___ Supplied information ___

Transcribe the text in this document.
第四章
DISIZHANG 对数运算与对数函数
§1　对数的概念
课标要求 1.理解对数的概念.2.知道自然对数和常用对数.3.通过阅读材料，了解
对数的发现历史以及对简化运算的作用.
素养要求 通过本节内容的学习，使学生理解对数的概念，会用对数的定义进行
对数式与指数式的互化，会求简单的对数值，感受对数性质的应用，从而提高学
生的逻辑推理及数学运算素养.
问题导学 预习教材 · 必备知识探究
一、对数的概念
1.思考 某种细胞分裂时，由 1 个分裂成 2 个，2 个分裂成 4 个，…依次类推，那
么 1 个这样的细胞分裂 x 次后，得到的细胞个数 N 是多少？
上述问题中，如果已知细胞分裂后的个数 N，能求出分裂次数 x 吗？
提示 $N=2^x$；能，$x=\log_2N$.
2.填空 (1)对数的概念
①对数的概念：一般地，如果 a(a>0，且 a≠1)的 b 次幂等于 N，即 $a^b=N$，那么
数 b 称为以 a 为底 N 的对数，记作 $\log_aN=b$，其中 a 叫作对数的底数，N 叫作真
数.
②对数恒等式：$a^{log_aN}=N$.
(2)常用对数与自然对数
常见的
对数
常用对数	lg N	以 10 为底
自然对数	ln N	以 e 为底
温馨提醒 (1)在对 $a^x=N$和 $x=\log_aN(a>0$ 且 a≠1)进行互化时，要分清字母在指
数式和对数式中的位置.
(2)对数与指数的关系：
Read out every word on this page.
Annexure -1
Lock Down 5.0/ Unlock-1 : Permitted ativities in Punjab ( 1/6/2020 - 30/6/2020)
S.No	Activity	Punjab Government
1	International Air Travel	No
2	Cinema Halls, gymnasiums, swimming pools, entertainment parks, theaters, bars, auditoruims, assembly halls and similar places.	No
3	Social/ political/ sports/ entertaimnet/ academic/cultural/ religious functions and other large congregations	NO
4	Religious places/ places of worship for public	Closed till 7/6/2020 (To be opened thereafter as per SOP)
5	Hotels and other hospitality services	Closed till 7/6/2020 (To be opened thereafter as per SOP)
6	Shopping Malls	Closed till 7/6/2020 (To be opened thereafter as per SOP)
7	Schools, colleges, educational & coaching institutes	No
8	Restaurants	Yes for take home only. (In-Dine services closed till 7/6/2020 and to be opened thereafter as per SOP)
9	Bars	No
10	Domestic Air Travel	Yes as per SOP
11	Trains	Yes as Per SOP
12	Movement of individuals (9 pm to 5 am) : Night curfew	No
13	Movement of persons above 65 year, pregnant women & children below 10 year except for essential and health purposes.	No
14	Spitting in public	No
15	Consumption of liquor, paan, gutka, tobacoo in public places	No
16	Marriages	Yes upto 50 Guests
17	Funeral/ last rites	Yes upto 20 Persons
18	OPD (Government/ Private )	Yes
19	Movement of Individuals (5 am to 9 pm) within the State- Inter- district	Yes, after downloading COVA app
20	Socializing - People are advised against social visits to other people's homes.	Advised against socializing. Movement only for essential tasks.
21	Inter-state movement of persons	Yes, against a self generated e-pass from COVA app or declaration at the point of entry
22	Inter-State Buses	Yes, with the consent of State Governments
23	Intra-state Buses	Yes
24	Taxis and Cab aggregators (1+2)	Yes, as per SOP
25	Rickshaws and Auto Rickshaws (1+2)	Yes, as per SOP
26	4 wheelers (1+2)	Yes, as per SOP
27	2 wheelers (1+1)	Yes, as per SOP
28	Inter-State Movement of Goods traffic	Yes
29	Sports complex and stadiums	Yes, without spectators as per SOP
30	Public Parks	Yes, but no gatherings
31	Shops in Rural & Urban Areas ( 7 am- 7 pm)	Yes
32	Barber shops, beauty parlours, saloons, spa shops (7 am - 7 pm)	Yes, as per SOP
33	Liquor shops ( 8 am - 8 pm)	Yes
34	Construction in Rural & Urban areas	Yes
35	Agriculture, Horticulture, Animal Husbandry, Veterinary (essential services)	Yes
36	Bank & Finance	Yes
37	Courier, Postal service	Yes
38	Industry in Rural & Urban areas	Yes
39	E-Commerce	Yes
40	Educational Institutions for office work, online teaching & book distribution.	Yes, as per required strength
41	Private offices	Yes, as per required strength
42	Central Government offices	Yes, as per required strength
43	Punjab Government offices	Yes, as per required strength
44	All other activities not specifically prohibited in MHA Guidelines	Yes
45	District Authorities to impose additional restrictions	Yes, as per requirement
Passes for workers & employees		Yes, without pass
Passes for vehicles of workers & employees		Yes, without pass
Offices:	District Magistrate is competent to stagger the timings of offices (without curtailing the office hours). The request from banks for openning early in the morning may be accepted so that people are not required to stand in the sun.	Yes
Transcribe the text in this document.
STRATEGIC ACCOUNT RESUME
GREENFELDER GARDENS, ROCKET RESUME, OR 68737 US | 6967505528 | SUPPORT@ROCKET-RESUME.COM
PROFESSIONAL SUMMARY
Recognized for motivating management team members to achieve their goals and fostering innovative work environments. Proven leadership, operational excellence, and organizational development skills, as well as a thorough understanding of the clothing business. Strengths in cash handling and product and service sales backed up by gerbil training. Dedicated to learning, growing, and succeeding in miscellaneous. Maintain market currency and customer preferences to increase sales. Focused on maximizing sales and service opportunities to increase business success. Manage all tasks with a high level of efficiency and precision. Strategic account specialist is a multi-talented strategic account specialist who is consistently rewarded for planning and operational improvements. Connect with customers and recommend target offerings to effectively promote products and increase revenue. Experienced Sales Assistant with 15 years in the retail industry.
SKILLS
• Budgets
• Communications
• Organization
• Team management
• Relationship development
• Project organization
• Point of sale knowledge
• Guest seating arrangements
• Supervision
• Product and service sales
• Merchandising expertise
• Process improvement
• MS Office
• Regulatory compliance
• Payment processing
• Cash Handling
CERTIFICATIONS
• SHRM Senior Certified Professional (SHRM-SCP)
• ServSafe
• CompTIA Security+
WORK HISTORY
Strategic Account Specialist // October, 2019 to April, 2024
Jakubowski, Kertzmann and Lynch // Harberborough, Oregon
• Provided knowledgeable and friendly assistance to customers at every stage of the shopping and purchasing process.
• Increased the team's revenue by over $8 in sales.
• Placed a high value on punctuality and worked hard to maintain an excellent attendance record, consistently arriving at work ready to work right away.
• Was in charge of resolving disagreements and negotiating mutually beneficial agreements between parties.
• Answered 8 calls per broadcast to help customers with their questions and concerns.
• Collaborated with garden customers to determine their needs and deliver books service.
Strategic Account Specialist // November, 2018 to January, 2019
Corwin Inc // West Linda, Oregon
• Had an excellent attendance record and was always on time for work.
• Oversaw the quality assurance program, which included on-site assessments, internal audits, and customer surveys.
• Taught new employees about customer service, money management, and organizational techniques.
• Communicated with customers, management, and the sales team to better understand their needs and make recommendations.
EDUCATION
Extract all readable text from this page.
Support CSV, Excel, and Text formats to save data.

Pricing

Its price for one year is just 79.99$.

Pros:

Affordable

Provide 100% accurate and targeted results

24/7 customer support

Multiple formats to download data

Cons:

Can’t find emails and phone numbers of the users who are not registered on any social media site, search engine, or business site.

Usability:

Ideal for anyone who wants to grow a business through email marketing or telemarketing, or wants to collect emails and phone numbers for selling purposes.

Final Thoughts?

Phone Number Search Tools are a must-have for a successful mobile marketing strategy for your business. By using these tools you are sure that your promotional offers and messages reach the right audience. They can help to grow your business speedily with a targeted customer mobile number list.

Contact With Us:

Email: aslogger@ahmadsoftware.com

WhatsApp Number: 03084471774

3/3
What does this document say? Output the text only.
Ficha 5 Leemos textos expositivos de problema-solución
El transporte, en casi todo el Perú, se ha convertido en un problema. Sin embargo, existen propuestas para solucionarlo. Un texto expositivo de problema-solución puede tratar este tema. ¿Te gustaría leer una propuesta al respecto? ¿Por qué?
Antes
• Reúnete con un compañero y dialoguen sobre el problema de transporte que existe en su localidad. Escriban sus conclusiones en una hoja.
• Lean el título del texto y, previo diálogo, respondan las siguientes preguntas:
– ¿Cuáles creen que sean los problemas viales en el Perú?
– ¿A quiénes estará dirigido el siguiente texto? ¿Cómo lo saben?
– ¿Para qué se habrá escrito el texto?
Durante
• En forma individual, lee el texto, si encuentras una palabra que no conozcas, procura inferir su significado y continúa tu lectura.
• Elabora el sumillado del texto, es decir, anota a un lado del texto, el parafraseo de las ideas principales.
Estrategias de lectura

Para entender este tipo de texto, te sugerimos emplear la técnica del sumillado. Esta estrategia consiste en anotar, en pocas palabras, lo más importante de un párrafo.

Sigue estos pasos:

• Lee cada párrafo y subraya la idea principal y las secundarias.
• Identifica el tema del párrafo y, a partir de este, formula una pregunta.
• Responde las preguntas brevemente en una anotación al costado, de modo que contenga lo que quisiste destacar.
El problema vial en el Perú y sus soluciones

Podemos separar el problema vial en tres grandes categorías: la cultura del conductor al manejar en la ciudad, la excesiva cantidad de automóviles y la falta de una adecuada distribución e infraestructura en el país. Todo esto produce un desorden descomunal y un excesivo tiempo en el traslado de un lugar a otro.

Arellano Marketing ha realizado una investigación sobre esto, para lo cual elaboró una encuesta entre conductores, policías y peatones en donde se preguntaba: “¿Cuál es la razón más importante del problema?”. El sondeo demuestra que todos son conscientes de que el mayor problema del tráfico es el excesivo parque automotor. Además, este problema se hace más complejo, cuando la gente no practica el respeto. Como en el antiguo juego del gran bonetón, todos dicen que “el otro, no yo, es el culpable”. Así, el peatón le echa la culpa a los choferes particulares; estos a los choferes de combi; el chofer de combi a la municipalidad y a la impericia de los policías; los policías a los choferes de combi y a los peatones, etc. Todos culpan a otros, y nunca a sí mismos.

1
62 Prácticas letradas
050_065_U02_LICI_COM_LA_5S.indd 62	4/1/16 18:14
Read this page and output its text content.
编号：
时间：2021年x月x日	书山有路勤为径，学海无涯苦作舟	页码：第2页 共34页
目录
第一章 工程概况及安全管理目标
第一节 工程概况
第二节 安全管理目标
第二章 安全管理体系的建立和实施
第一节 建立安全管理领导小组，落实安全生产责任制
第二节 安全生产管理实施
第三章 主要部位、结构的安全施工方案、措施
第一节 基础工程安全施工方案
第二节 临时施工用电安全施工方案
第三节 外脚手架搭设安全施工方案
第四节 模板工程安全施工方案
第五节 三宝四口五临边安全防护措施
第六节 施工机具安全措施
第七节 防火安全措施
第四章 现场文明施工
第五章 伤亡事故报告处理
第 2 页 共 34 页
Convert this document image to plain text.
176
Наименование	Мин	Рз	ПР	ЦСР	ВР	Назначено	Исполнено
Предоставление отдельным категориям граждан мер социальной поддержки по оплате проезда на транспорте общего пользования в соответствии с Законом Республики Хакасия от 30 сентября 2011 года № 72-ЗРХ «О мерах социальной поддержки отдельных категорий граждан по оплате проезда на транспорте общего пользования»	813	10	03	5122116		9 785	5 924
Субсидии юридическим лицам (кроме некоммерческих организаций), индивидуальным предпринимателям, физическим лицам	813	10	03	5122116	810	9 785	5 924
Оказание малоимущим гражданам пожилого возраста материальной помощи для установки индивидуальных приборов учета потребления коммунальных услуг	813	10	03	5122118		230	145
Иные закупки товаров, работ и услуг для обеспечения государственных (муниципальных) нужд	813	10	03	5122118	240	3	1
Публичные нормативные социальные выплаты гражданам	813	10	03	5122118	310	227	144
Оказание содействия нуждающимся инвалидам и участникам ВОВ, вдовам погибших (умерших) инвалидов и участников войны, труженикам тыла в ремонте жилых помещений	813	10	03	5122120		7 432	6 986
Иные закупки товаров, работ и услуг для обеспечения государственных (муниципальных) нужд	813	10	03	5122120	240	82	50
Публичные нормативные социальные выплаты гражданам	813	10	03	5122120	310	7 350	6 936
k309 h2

___

◆ **What you have to do**: Pick out the lines that have the word "every". Copy them all.

◆ **Task solution**:
Read out every word on this page.
• Provided knowledgeable and friendly assistance to customers at every stage of the shopping and purchasing process.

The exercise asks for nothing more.